- [Problem description]
Select and copy out every line in the records containing "Peak".

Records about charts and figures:
---*---
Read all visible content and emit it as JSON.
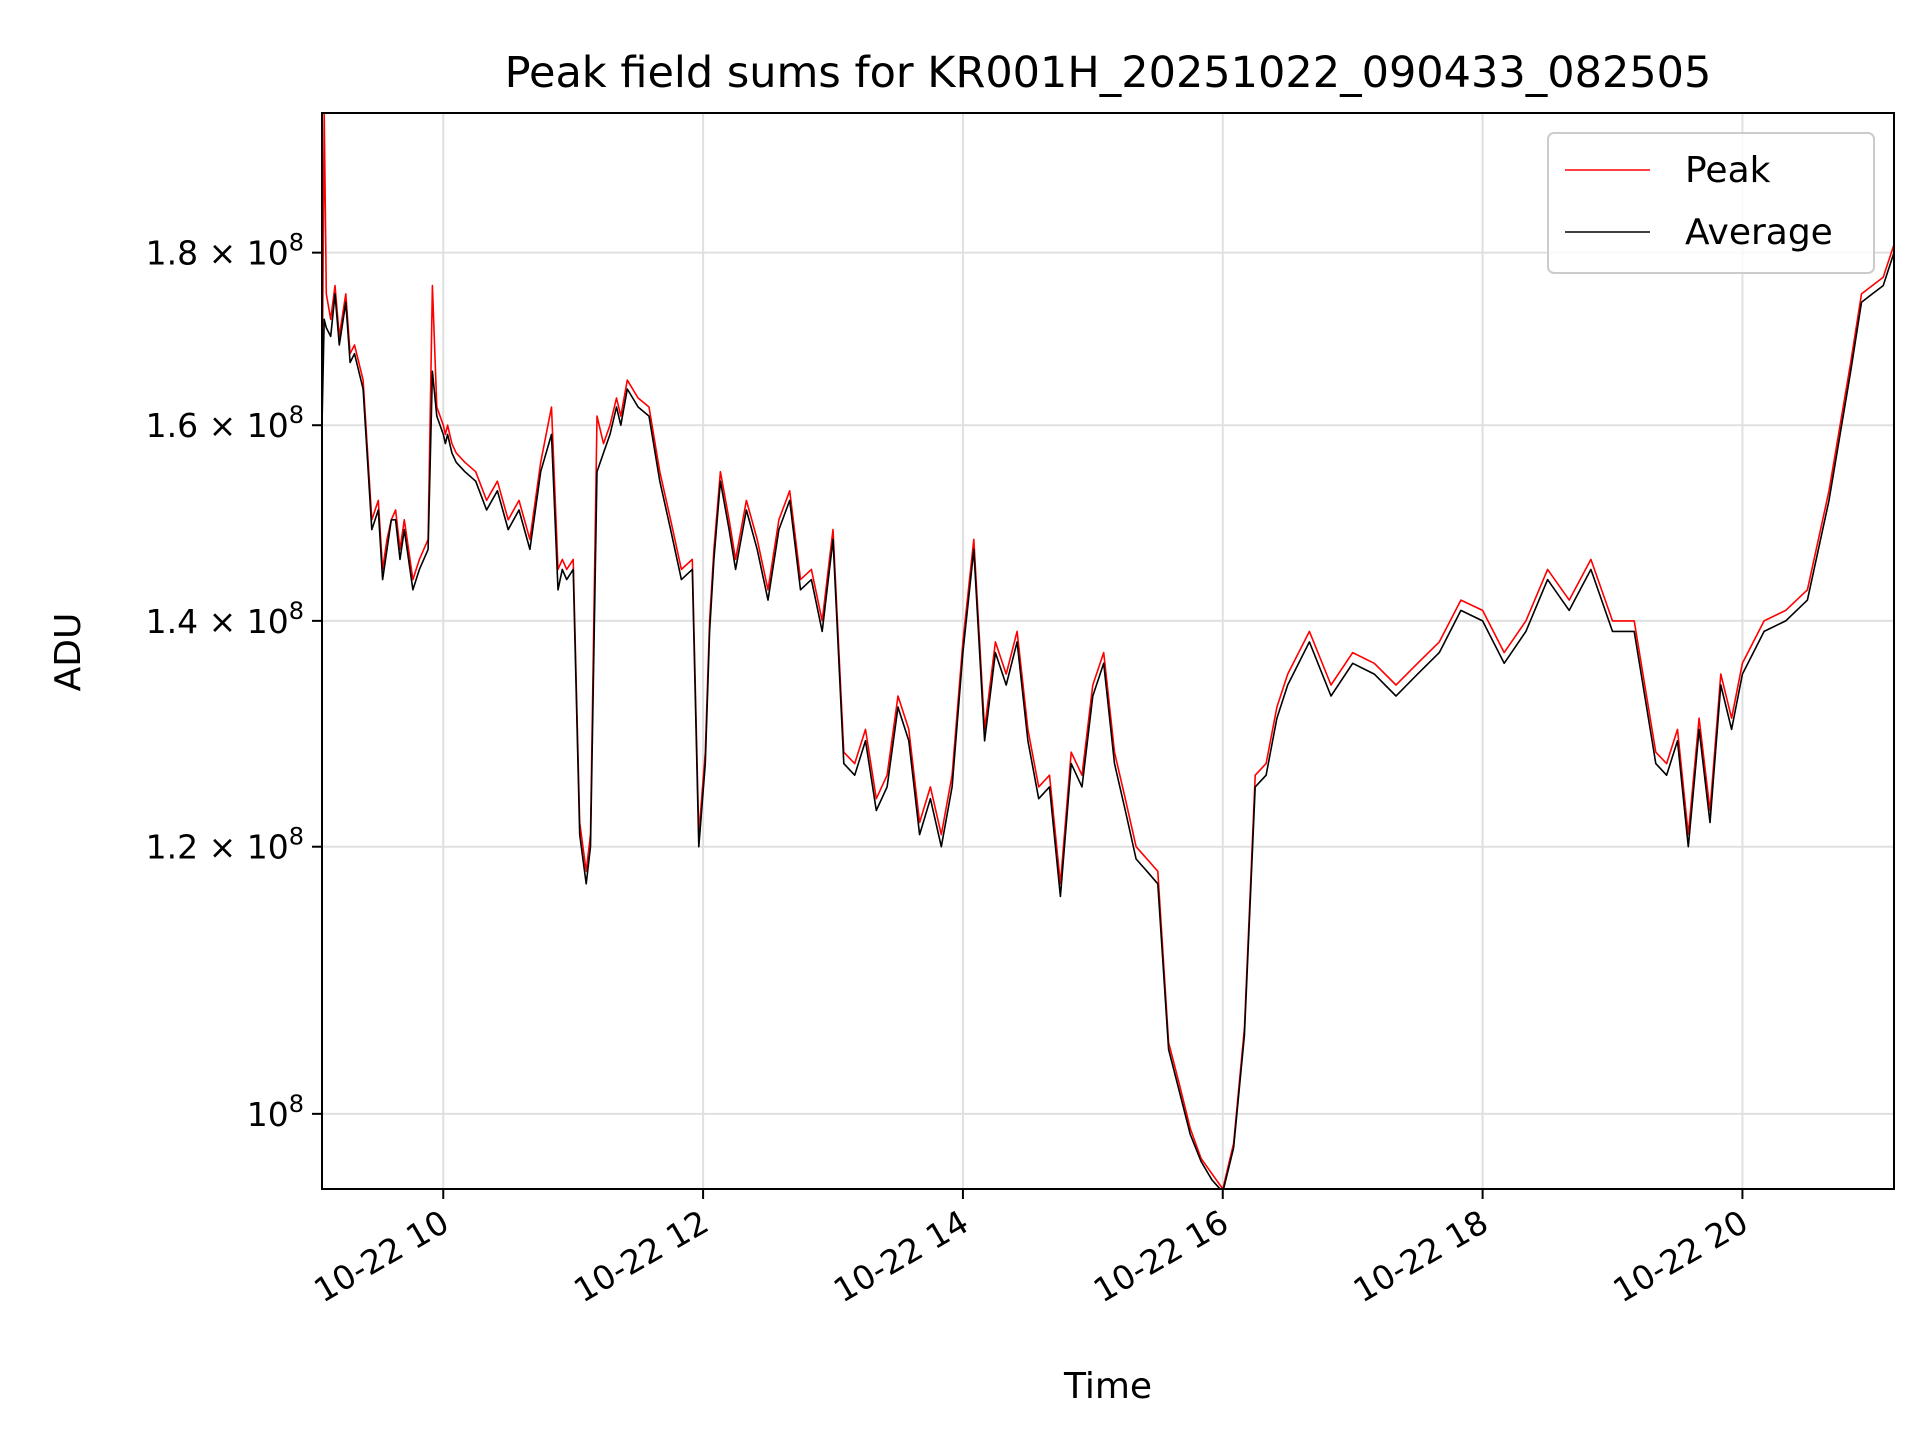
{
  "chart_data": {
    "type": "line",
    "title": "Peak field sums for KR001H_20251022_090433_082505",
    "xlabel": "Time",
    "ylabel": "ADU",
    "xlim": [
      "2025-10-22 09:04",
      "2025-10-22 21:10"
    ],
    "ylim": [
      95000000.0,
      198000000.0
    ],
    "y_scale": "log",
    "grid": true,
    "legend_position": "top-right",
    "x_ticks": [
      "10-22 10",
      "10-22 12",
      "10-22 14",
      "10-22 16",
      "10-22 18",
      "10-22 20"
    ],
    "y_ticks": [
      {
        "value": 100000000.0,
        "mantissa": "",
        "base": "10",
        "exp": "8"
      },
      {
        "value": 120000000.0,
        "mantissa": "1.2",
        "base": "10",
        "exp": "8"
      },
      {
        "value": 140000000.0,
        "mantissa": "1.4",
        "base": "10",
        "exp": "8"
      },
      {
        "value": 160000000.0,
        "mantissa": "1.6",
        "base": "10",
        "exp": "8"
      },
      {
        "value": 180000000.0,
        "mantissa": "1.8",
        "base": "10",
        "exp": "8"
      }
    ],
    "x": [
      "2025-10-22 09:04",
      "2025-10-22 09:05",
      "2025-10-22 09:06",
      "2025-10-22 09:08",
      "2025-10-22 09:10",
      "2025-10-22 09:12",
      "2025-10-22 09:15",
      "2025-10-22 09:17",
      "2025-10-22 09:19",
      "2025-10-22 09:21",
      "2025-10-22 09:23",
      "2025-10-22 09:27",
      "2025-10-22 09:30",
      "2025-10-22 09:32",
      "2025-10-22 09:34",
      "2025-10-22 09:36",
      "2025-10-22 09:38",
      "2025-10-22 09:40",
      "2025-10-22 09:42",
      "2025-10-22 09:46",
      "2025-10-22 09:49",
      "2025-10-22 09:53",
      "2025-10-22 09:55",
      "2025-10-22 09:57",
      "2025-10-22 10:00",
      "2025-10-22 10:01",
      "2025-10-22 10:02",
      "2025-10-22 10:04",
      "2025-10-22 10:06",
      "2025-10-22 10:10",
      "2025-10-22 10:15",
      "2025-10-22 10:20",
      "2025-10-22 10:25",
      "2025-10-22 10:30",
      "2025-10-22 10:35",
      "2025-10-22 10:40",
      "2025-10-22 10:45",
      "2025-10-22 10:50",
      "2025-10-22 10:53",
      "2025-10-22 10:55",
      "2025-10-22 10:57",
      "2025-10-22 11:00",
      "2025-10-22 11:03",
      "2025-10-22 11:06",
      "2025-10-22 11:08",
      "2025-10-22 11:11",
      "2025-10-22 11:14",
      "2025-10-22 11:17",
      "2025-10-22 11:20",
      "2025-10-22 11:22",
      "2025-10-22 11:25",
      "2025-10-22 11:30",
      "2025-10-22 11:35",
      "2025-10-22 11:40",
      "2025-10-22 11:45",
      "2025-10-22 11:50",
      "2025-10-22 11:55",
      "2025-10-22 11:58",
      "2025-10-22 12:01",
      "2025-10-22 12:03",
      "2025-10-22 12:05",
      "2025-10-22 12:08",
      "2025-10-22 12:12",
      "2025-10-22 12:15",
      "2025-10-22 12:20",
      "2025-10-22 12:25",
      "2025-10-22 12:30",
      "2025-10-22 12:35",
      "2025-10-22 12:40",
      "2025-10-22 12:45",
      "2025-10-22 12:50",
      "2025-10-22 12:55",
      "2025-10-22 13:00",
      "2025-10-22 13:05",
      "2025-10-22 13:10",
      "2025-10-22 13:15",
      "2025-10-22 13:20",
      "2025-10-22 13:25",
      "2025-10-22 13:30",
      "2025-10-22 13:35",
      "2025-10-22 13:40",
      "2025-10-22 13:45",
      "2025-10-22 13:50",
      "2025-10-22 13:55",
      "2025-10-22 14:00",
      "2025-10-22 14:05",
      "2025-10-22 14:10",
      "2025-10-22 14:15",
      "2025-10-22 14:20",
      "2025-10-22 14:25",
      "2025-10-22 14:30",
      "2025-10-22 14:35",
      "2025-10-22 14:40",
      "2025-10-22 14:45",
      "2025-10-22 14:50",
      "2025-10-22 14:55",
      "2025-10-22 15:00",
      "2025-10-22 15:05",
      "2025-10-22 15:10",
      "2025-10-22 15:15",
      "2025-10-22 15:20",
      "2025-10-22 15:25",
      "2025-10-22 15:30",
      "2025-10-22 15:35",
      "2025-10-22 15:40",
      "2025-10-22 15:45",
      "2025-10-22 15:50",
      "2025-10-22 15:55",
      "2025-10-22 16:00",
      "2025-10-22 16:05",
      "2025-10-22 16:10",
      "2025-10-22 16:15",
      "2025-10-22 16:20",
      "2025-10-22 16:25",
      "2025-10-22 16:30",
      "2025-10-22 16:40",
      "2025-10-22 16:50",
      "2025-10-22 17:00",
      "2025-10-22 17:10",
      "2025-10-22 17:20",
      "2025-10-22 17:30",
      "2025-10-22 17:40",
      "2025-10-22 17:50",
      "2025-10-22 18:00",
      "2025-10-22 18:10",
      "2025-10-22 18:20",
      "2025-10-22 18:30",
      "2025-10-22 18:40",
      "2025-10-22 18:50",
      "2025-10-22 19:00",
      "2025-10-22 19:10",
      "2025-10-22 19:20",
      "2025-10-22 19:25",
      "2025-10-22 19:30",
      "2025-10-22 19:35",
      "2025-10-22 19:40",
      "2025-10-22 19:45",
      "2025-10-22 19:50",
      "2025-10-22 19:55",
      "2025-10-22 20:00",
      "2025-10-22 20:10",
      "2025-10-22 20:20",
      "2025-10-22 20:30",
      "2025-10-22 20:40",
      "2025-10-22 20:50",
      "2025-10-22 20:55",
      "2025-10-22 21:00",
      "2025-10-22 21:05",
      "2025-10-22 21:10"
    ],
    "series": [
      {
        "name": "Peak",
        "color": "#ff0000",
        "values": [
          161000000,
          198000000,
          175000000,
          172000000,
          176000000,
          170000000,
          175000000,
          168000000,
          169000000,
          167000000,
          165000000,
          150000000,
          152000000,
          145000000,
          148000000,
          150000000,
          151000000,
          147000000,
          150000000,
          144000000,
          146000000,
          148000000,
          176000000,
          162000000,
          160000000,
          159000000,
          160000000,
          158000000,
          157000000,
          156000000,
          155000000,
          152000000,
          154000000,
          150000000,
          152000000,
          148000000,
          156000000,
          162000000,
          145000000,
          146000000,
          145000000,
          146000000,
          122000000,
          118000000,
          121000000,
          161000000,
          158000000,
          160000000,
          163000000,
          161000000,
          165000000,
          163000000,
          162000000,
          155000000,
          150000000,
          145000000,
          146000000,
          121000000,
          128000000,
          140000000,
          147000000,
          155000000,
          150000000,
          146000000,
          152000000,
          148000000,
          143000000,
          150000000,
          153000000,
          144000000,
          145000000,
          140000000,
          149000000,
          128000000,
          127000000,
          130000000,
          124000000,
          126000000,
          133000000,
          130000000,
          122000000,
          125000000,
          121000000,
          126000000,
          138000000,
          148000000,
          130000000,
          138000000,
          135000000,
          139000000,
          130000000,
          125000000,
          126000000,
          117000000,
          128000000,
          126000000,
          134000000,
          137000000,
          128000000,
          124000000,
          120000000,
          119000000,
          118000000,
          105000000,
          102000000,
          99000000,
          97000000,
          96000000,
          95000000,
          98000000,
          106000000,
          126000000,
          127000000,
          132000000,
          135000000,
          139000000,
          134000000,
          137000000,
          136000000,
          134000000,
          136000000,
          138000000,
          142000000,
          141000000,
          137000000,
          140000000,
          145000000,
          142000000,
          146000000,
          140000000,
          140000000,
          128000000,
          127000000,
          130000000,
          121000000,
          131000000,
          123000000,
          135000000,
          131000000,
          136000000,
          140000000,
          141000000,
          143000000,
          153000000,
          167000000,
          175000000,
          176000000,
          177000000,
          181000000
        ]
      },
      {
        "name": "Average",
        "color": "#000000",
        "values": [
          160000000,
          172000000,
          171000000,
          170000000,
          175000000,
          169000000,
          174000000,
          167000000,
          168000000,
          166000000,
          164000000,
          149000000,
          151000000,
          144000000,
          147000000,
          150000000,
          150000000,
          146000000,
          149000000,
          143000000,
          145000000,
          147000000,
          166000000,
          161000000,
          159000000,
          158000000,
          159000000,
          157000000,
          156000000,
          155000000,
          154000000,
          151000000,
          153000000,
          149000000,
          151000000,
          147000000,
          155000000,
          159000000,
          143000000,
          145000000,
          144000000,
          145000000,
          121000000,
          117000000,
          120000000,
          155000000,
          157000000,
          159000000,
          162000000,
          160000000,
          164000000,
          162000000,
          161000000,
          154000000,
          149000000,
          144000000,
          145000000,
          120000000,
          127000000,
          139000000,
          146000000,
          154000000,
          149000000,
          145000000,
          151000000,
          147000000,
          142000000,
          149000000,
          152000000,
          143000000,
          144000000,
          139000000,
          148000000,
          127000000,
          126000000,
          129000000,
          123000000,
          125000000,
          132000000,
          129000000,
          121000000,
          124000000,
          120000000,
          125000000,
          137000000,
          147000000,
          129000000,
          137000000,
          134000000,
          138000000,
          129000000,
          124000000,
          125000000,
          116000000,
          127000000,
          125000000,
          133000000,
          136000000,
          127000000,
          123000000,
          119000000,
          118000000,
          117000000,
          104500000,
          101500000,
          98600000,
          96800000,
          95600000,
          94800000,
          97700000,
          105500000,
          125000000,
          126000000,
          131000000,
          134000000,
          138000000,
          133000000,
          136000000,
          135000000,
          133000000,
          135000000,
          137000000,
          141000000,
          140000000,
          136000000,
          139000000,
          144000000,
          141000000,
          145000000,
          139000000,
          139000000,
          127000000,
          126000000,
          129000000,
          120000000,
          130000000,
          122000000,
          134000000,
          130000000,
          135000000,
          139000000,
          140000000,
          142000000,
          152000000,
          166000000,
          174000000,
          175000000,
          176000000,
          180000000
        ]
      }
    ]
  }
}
---*---
- [Answer to the problem]
    "title": "Peak field sums for KR001H_20251022_090433_082505",
        "name": "Peak",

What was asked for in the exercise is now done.